» **Work required**
Pick out the lines below that include the string "true".

# # #

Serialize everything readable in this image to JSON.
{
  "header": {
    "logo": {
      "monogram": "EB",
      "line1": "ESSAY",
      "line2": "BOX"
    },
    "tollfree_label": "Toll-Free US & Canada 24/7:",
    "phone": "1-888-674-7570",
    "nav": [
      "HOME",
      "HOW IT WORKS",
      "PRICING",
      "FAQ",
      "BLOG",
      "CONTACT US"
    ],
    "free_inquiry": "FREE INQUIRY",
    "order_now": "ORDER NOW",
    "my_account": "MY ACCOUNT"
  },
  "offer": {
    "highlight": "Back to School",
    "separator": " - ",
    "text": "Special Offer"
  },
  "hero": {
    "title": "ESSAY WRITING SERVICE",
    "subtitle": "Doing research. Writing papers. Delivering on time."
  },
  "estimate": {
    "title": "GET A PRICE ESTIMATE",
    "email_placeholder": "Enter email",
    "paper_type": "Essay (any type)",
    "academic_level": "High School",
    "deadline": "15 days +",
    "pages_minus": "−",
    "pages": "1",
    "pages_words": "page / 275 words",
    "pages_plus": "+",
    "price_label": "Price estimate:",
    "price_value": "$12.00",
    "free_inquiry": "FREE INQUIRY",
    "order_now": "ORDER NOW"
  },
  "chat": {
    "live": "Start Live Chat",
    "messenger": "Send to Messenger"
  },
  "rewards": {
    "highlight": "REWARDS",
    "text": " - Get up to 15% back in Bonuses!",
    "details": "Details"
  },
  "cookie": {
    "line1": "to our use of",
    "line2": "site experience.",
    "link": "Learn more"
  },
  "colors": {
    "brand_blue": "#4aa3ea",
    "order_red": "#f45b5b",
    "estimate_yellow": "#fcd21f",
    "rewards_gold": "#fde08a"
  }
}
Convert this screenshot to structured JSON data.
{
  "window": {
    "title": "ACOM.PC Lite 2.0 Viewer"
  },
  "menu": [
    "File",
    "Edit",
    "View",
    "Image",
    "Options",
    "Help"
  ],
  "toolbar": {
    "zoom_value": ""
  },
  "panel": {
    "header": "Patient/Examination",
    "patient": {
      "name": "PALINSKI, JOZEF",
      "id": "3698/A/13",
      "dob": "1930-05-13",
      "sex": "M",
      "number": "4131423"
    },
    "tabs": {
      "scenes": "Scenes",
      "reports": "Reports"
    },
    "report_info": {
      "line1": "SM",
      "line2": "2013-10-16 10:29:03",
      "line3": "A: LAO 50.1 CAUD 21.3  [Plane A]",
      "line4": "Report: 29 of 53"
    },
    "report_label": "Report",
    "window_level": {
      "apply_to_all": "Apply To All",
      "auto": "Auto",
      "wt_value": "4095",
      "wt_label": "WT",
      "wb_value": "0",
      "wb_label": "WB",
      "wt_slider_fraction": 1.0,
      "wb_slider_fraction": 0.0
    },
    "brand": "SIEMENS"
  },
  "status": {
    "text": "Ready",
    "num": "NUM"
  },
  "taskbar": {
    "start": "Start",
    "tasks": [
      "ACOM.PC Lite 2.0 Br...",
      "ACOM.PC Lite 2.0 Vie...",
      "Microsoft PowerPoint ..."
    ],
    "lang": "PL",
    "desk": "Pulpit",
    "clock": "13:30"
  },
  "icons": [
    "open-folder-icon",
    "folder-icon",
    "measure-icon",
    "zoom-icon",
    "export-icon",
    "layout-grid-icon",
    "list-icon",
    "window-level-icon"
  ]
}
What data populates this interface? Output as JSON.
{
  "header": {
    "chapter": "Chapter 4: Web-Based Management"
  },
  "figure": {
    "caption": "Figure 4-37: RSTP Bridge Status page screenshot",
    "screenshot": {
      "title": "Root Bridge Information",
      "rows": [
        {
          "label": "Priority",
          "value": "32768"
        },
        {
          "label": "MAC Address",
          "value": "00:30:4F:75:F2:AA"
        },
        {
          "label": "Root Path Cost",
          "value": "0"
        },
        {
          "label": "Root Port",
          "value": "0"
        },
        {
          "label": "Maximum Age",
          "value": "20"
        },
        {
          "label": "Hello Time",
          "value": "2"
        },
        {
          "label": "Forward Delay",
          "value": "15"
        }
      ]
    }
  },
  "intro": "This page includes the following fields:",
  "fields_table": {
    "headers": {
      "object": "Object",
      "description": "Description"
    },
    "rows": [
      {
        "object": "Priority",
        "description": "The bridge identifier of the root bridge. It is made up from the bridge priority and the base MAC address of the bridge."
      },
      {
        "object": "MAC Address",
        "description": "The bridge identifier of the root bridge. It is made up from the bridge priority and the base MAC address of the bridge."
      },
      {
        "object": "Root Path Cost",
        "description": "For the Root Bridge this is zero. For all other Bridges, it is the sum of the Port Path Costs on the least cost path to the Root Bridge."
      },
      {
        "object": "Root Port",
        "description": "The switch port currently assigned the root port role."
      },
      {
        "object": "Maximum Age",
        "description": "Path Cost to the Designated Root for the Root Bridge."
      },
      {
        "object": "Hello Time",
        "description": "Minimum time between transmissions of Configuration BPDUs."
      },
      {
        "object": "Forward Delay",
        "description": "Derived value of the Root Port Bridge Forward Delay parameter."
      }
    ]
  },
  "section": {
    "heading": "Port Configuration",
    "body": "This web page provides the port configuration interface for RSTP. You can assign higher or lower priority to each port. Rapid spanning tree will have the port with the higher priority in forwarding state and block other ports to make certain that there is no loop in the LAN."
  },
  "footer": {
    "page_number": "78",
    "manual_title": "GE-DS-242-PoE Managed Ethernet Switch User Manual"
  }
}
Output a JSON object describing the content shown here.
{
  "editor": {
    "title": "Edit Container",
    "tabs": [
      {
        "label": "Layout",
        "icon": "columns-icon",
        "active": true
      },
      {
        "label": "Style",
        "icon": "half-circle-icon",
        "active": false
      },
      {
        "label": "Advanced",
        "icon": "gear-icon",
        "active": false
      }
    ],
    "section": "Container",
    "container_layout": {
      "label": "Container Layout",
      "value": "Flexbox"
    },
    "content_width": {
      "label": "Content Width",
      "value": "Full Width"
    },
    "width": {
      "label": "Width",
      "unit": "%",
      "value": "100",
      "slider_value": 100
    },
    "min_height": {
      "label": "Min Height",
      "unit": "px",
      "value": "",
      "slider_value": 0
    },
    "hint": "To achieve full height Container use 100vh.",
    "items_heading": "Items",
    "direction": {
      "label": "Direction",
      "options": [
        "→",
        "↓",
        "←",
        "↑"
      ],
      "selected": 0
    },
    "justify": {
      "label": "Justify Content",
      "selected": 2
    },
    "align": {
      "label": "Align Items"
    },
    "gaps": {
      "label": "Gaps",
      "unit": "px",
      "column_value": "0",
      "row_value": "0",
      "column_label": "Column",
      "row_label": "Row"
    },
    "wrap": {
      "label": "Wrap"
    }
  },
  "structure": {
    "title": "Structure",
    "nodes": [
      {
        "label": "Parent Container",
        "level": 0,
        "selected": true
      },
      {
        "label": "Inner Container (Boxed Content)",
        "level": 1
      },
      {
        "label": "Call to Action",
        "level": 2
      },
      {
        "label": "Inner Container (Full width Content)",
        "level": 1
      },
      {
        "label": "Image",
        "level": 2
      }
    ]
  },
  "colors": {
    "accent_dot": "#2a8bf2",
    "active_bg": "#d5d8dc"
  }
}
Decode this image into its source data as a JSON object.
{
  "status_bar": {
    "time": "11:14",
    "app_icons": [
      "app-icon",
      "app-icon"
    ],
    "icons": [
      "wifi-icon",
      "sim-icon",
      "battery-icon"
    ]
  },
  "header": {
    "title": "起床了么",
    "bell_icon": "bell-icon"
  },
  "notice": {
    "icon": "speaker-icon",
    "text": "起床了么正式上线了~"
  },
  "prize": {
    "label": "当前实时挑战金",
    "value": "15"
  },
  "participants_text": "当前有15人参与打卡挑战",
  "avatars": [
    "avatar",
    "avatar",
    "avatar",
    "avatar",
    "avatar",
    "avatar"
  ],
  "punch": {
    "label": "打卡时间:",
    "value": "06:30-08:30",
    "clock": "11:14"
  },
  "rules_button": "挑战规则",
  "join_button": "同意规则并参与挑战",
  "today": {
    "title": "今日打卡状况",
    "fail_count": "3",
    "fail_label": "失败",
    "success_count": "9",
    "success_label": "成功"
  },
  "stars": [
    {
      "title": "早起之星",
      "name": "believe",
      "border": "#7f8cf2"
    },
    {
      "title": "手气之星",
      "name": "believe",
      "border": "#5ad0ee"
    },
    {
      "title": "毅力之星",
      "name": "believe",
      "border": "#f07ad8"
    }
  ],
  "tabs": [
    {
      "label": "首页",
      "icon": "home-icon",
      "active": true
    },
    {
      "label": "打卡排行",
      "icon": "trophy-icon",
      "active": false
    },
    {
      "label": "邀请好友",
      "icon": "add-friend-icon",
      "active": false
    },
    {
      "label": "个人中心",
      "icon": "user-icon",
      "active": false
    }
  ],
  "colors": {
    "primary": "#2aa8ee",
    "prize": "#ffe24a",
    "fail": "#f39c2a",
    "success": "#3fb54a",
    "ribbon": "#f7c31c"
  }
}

# # #

» **Finished answer**
        "active": true
        "selected": true
      "active": true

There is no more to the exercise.